=== DATA PROVIDED ===

================

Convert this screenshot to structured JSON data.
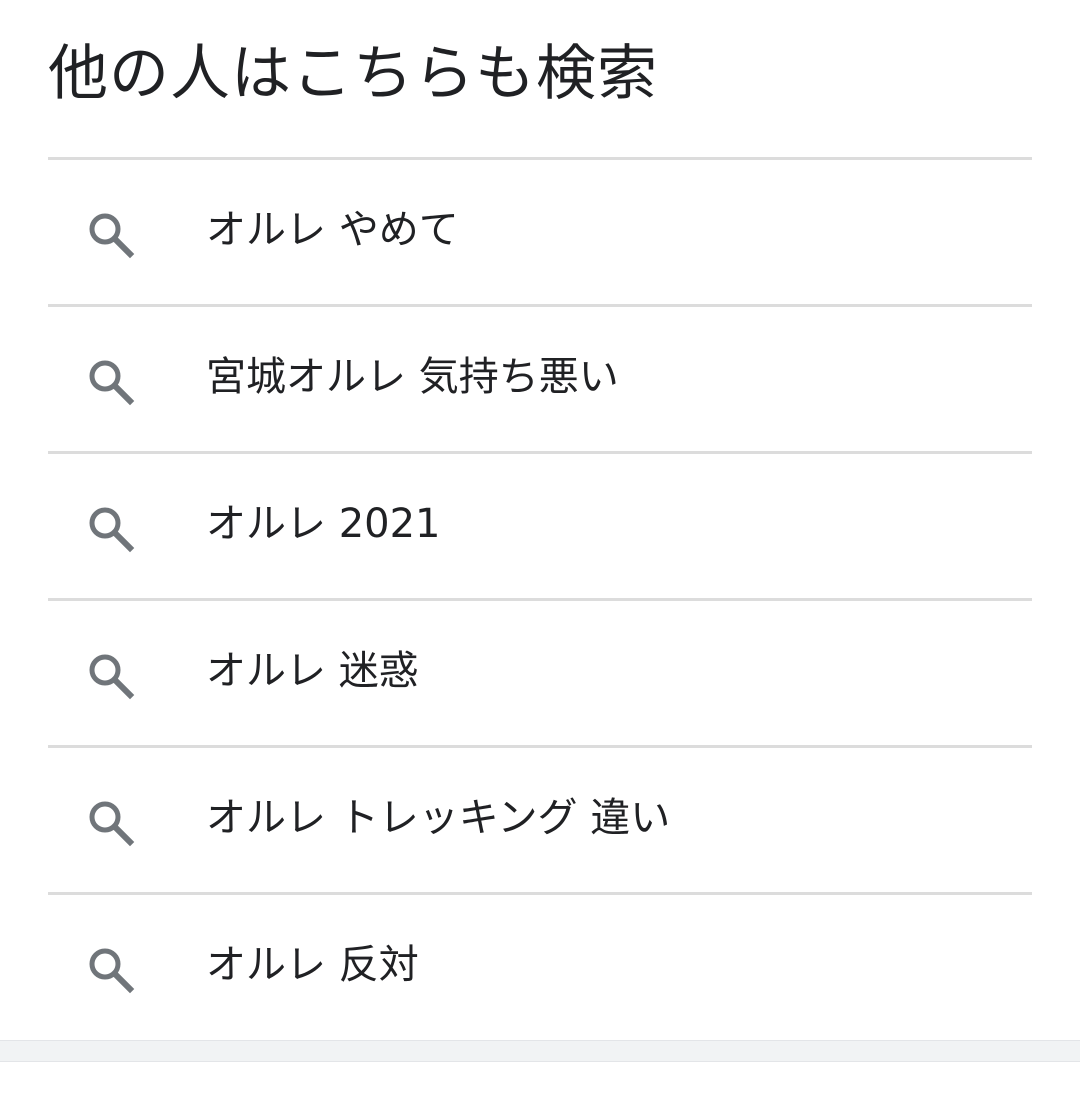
{
  "section": {
    "title": "他の人はこちらも検索"
  },
  "related_searches": [
    {
      "label": "オルレ やめて",
      "icon": "search-icon"
    },
    {
      "label": "宮城オルレ 気持ち悪い",
      "icon": "search-icon"
    },
    {
      "label": "オルレ 2021",
      "icon": "search-icon"
    },
    {
      "label": "オルレ 迷惑",
      "icon": "search-icon"
    },
    {
      "label": "オルレ トレッキング 違い",
      "icon": "search-icon"
    },
    {
      "label": "オルレ 反対",
      "icon": "search-icon"
    }
  ],
  "colors": {
    "text": "#202124",
    "icon": "#70757a",
    "divider": "#dcdcdc",
    "footer": "#f1f3f4"
  }
}
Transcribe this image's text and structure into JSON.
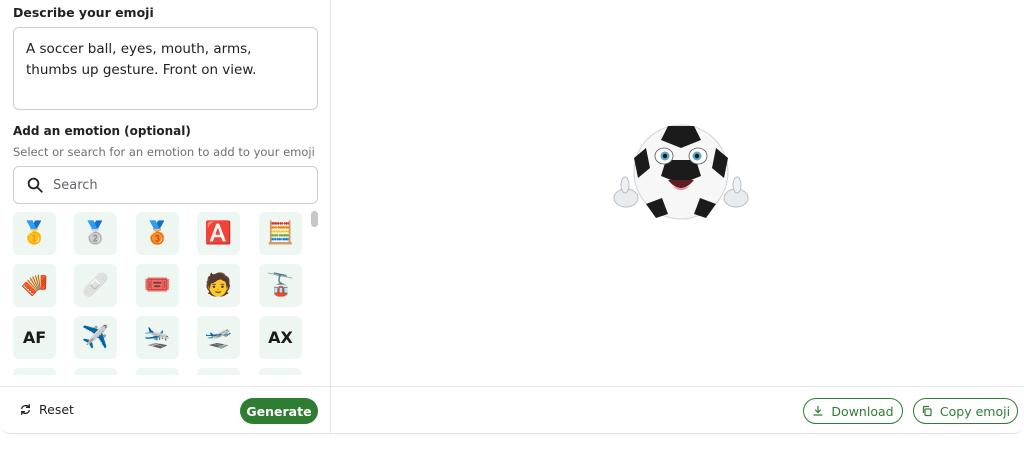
{
  "describe": {
    "label": "Describe your emoji",
    "value": "A soccer ball, eyes, mouth, arms, thumbs up gesture. Front on view."
  },
  "emotion": {
    "label": "Add an emotion (optional)",
    "hint": "Select or search for an emotion to add to your emoji",
    "search_placeholder": "Search"
  },
  "emoji_grid": [
    "🥇",
    "🥈",
    "🥉",
    "🅰️",
    "🧮",
    "🪗",
    "🩹",
    "🎟️",
    "🧑",
    "🚡",
    "AF",
    "✈️",
    "🛬",
    "🛫",
    "AX"
  ],
  "actions": {
    "reset_label": "Reset",
    "generate_label": "Generate",
    "download_label": "Download",
    "copy_label": "Copy emoji"
  },
  "colors": {
    "accent": "#2e7d32",
    "tile_bg": "#eef6f1"
  }
}
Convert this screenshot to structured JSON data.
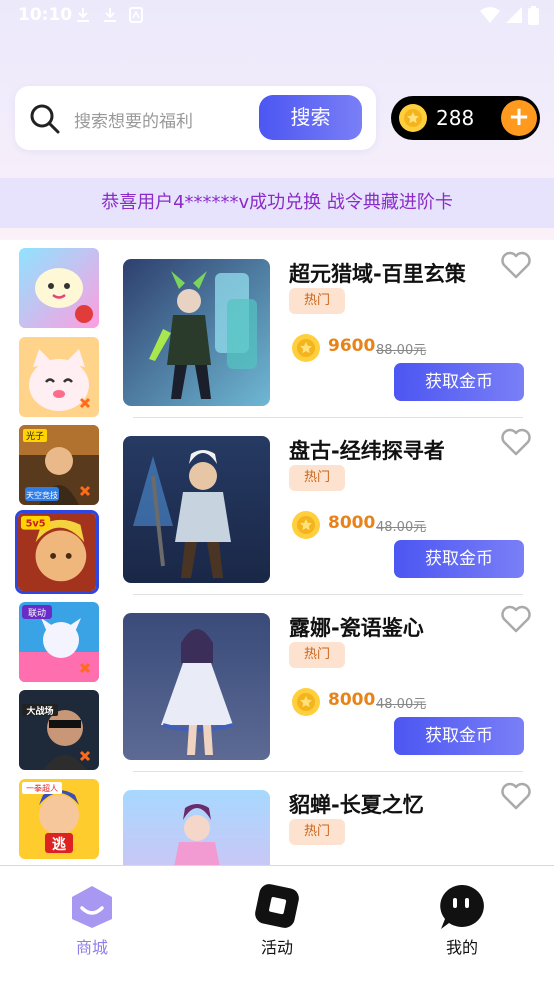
{
  "status_bar": {
    "time": "10:10"
  },
  "search": {
    "placeholder": "搜索想要的福利",
    "button_label": "搜索"
  },
  "coins": {
    "balance": "288",
    "add_label": "+"
  },
  "notice": {
    "text": "恭喜用户4******v成功兑换 战令典藏进阶卡"
  },
  "sidebar": {
    "items": [
      {
        "name": "game-1",
        "active": false
      },
      {
        "name": "game-2",
        "active": false
      },
      {
        "name": "game-3",
        "active": false,
        "badge": "光子",
        "subtext": "天空竞技"
      },
      {
        "name": "game-4",
        "active": true,
        "badge": "5v5"
      },
      {
        "name": "game-5",
        "active": false,
        "badge": "联动"
      },
      {
        "name": "game-6",
        "active": false,
        "badge": "大战场"
      },
      {
        "name": "game-7",
        "active": false,
        "badge": "一拳超人",
        "subtext": "逃"
      }
    ]
  },
  "products": [
    {
      "title": "超元猎域-百里玄策",
      "tag": "热门",
      "price": "9600",
      "original": "88.00元",
      "button": "获取金币"
    },
    {
      "title": "盘古-经纬探寻者",
      "tag": "热门",
      "price": "8000",
      "original": "48.00元",
      "button": "获取金币"
    },
    {
      "title": "露娜-瓷语鉴心",
      "tag": "热门",
      "price": "8000",
      "original": "48.00元",
      "button": "获取金币"
    },
    {
      "title": "貂蝉-长夏之忆",
      "tag": "热门"
    }
  ],
  "bottom_nav": {
    "items": [
      {
        "label": "商城",
        "active": true
      },
      {
        "label": "活动",
        "active": false
      },
      {
        "label": "我的",
        "active": false
      }
    ]
  },
  "colors": {
    "accent": "#5b5ff4",
    "price": "#e8831a",
    "notice_text": "#8a2cc7",
    "active_nav": "#8f7fe8"
  }
}
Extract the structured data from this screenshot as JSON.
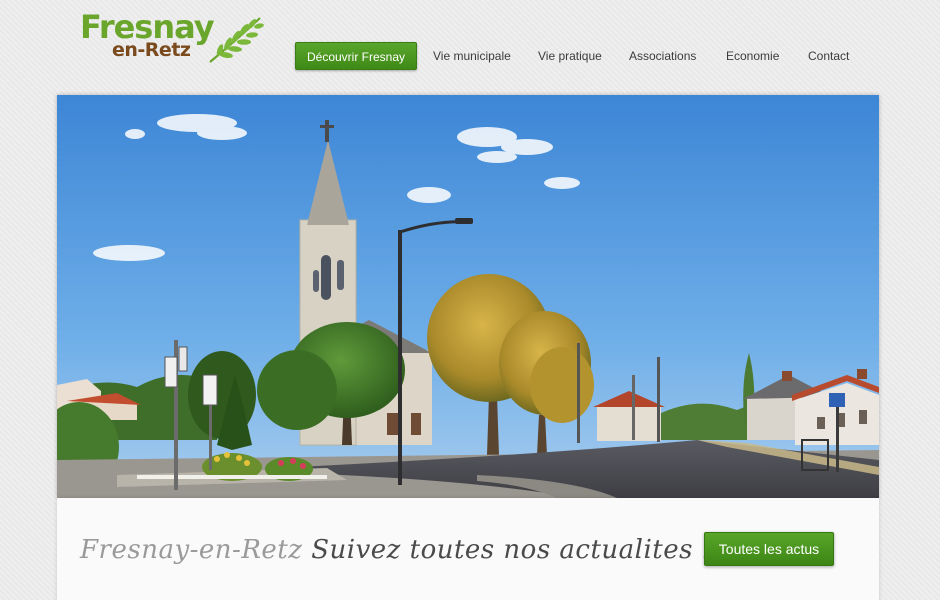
{
  "logo": {
    "line1": "Fresnay",
    "line2": "en-Retz",
    "icon": "leaf-branch-icon",
    "colors": {
      "green": "#6aa62b",
      "brown": "#7a4a1c",
      "dot": "#4aa6c8"
    }
  },
  "nav": {
    "items": [
      {
        "label": "Découvrir Fresnay",
        "active": true
      },
      {
        "label": "Vie municipale",
        "active": false
      },
      {
        "label": "Vie pratique",
        "active": false
      },
      {
        "label": "Associations",
        "active": false
      },
      {
        "label": "Economie",
        "active": false
      },
      {
        "label": "Contact",
        "active": false
      }
    ]
  },
  "hero": {
    "subject": "village-church-street-photo"
  },
  "tagline": {
    "brand": "Fresnay-en-Retz",
    "text": "Suivez toutes nos actualites !"
  },
  "actions": {
    "all_news_label": "Toutes les actus"
  },
  "colors": {
    "accent_green": "#4a9a20",
    "sky": "#4f97dc"
  }
}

================

=== EXERCISE AIM ===
Identify and copy all lines with the word "JSON".

=== SOLUTION TO THE PROBLEM ===
Convert this screenshot to structured JSON data.
Transcribe this image's text and structure into JSON.
Convert this screenshot to structured JSON data.
Extract the structured data from this screenshot as JSON.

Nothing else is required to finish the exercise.